:: Dataset entries ::

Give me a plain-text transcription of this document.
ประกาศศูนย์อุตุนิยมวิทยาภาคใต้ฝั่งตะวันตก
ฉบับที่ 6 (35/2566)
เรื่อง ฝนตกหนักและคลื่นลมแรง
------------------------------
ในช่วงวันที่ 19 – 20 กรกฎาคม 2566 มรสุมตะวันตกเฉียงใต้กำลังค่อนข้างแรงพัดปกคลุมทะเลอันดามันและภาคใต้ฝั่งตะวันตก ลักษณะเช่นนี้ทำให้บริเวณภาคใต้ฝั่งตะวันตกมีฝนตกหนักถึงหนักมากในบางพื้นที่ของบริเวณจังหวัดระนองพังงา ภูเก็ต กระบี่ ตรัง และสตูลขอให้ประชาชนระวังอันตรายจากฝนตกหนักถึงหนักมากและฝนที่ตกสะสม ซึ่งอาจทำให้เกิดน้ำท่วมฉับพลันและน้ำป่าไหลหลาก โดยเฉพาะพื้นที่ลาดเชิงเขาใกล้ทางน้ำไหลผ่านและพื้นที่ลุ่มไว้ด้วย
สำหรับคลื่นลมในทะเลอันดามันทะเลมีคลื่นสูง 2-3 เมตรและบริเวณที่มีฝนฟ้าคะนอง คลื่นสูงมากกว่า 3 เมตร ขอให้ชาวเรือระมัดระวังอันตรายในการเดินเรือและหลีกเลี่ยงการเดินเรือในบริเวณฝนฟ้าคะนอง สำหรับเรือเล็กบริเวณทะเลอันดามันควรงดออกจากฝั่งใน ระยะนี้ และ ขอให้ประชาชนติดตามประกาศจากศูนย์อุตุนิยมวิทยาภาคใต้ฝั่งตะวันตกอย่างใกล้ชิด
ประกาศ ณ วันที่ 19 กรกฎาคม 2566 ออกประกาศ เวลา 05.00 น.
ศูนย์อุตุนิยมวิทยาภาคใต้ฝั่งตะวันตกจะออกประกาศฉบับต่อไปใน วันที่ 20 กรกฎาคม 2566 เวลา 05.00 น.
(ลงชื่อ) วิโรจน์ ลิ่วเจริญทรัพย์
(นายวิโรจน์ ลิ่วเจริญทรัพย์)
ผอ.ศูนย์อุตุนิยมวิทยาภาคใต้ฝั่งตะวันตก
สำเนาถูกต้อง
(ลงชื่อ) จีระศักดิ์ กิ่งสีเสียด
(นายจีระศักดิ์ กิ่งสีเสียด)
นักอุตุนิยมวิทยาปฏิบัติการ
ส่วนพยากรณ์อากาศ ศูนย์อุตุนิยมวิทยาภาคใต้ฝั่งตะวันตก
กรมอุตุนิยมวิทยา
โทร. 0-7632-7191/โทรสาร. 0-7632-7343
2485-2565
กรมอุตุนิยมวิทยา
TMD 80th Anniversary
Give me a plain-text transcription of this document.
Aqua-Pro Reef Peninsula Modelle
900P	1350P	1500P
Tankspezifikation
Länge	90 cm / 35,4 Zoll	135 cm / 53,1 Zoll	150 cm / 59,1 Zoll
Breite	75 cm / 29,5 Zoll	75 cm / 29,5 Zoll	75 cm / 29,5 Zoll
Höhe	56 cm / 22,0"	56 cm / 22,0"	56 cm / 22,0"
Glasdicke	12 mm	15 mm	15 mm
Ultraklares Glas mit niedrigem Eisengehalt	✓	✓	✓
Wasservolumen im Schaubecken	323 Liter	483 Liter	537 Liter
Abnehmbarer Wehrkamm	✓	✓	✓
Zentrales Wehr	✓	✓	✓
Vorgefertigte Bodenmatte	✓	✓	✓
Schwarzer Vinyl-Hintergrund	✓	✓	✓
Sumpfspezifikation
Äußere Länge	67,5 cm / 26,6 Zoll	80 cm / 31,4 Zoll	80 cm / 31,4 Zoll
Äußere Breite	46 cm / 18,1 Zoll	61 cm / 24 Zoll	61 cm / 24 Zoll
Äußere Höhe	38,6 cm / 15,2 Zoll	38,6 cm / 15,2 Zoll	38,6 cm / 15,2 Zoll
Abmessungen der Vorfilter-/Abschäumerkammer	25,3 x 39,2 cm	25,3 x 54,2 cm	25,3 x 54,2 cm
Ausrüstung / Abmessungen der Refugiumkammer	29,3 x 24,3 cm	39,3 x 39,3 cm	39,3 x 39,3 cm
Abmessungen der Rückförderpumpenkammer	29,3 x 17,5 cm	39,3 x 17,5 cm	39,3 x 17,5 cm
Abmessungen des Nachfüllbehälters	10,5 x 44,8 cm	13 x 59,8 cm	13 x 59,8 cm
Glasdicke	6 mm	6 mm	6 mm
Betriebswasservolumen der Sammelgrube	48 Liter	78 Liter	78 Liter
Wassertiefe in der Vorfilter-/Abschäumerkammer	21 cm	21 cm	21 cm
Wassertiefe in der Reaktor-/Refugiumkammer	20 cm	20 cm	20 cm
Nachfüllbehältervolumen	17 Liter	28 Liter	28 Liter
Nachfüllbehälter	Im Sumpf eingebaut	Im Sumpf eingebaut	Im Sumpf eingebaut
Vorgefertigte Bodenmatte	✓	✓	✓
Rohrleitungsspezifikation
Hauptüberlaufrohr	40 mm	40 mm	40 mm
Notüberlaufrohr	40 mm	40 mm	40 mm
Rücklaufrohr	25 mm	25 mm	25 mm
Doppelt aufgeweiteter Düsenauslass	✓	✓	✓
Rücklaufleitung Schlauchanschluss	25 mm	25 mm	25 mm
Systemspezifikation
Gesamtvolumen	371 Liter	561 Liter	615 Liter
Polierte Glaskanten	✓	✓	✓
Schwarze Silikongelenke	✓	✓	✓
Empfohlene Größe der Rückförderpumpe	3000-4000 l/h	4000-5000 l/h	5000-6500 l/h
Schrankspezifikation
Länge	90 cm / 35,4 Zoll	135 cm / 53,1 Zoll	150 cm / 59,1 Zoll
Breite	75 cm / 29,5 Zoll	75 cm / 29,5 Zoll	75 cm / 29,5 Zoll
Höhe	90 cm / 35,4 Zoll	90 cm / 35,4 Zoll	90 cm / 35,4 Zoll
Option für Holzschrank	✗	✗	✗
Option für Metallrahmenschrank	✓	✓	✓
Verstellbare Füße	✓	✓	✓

:::

Transcribe all of the entries without altering anything.

Completed exercise —
Give me a plain-text transcription of this document.
ประกาศศูนย์อุตุนิยมวิทยาภาคใต้ฝั่งตะวันตก
ฉบับที่ 6 (35/2566)
เรื่อง ฝนตกหนักและคลื่นลมแรง
------------------------------
ในช่วงวันที่ 19 – 20 กรกฎาคม 2566 มรสุมตะวันตกเฉียงใต้กำลังค่อนข้างแรงพัดปกคลุมทะเลอันดามันและภาคใต้ฝั่งตะวันตก ลักษณะเช่นนี้ทำให้บริเวณภาคใต้ฝั่งตะวันตกมีฝนตกหนักถึงหนักมากในบางพื้นที่ของบริเวณจังหวัดระนองพังงา ภูเก็ต กระบี่ ตรัง และสตูลขอให้ประชาชนระวังอันตรายจากฝนตกหนักถึงหนักมากและฝนที่ตกสะสม ซึ่งอาจทำให้เกิดน้ำท่วมฉับพลันและน้ำป่าไหลหลาก โดยเฉพาะพื้นที่ลาดเชิงเขาใกล้ทางน้ำไหลผ่านและพื้นที่ลุ่มไว้ด้วย
สำหรับคลื่นลมในทะเลอันดามันทะเลมีคลื่นสูง 2-3 เมตรและบริเวณที่มีฝนฟ้าคะนอง คลื่นสูงมากกว่า 3 เมตร ขอให้ชาวเรือระมัดระวังอันตรายในการเดินเรือและหลีกเลี่ยงการเดินเรือในบริเวณฝนฟ้าคะนอง สำหรับเรือเล็กบริเวณทะเลอันดามันควรงดออกจากฝั่งใน ระยะนี้ และ ขอให้ประชาชนติดตามประกาศจากศูนย์อุตุนิยมวิทยาภาคใต้ฝั่งตะวันตกอย่างใกล้ชิด
ประกาศ ณ วันที่ 19 กรกฎาคม 2566 ออกประกาศ เวลา 05.00 น.
ศูนย์อุตุนิยมวิทยาภาคใต้ฝั่งตะวันตกจะออกประกาศฉบับต่อไปใน วันที่ 20 กรกฎาคม 2566 เวลา 05.00 น.
(ลงชื่อ) วิโรจน์ ลิ่วเจริญทรัพย์
(นายวิโรจน์ ลิ่วเจริญทรัพย์)
ผอ.ศูนย์อุตุนิยมวิทยาภาคใต้ฝั่งตะวันตก
สำเนาถูกต้อง
(ลงชื่อ) จีระศักดิ์ กิ่งสีเสียด
(นายจีระศักดิ์ กิ่งสีเสียด)
นักอุตุนิยมวิทยาปฏิบัติการ
ส่วนพยากรณ์อากาศ ศูนย์อุตุนิยมวิทยาภาคใต้ฝั่งตะวันตก
กรมอุตุนิยมวิทยา
โทร. 0-7632-7191/โทรสาร. 0-7632-7343
2485-2565
กรมอุตุนิยมวิทยา
TMD 80th Anniversary
Give me a plain-text transcription of this document.
Aqua-Pro Reef Peninsula Modelle
900P	1350P	1500P
Tankspezifikation
Länge	90 cm / 35,4 Zoll	135 cm / 53,1 Zoll	150 cm / 59,1 Zoll
Breite	75 cm / 29,5 Zoll	75 cm / 29,5 Zoll	75 cm / 29,5 Zoll
Höhe	56 cm / 22,0"	56 cm / 22,0"	56 cm / 22,0"
Glasdicke	12 mm	15 mm	15 mm
Ultraklares Glas mit niedrigem Eisengehalt	✓	✓	✓
Wasservolumen im Schaubecken	323 Liter	483 Liter	537 Liter
Abnehmbarer Wehrkamm	✓	✓	✓
Zentrales Wehr	✓	✓	✓
Vorgefertigte Bodenmatte	✓	✓	✓
Schwarzer Vinyl-Hintergrund	✓	✓	✓
Sumpfspezifikation
Äußere Länge	67,5 cm / 26,6 Zoll	80 cm / 31,4 Zoll	80 cm / 31,4 Zoll
Äußere Breite	46 cm / 18,1 Zoll	61 cm / 24 Zoll	61 cm / 24 Zoll
Äußere Höhe	38,6 cm / 15,2 Zoll	38,6 cm / 15,2 Zoll	38,6 cm / 15,2 Zoll
Abmessungen der Vorfilter-/Abschäumerkammer	25,3 x 39,2 cm	25,3 x 54,2 cm	25,3 x 54,2 cm
Ausrüstung / Abmessungen der Refugiumkammer	29,3 x 24,3 cm	39,3 x 39,3 cm	39,3 x 39,3 cm
Abmessungen der Rückförderpumpenkammer	29,3 x 17,5 cm	39,3 x 17,5 cm	39,3 x 17,5 cm
Abmessungen des Nachfüllbehälters	10,5 x 44,8 cm	13 x 59,8 cm	13 x 59,8 cm
Glasdicke	6 mm	6 mm	6 mm
Betriebswasservolumen der Sammelgrube	48 Liter	78 Liter	78 Liter
Wassertiefe in der Vorfilter-/Abschäumerkammer	21 cm	21 cm	21 cm
Wassertiefe in der Reaktor-/Refugiumkammer	20 cm	20 cm	20 cm
Nachfüllbehältervolumen	17 Liter	28 Liter	28 Liter
Nachfüllbehälter	Im Sumpf eingebaut	Im Sumpf eingebaut	Im Sumpf eingebaut
Vorgefertigte Bodenmatte	✓	✓	✓
Rohrleitungsspezifikation
Hauptüberlaufrohr	40 mm	40 mm	40 mm
Notüberlaufrohr	40 mm	40 mm	40 mm
Rücklaufrohr	25 mm	25 mm	25 mm
Doppelt aufgeweiteter Düsenauslass	✓	✓	✓
Rücklaufleitung Schlauchanschluss	25 mm	25 mm	25 mm
Systemspezifikation
Gesamtvolumen	371 Liter	561 Liter	615 Liter
Polierte Glaskanten	✓	✓	✓
Schwarze Silikongelenke	✓	✓	✓
Empfohlene Größe der Rückförderpumpe	3000-4000 l/h	4000-5000 l/h	5000-6500 l/h
Schrankspezifikation
Länge	90 cm / 35,4 Zoll	135 cm / 53,1 Zoll	150 cm / 59,1 Zoll
Breite	75 cm / 29,5 Zoll	75 cm / 29,5 Zoll	75 cm / 29,5 Zoll
Höhe	90 cm / 35,4 Zoll	90 cm / 35,4 Zoll	90 cm / 35,4 Zoll
Option für Holzschrank	✗	✗	✗
Option für Metallrahmenschrank	✓	✓	✓
Verstellbare Füße	✓	✓	✓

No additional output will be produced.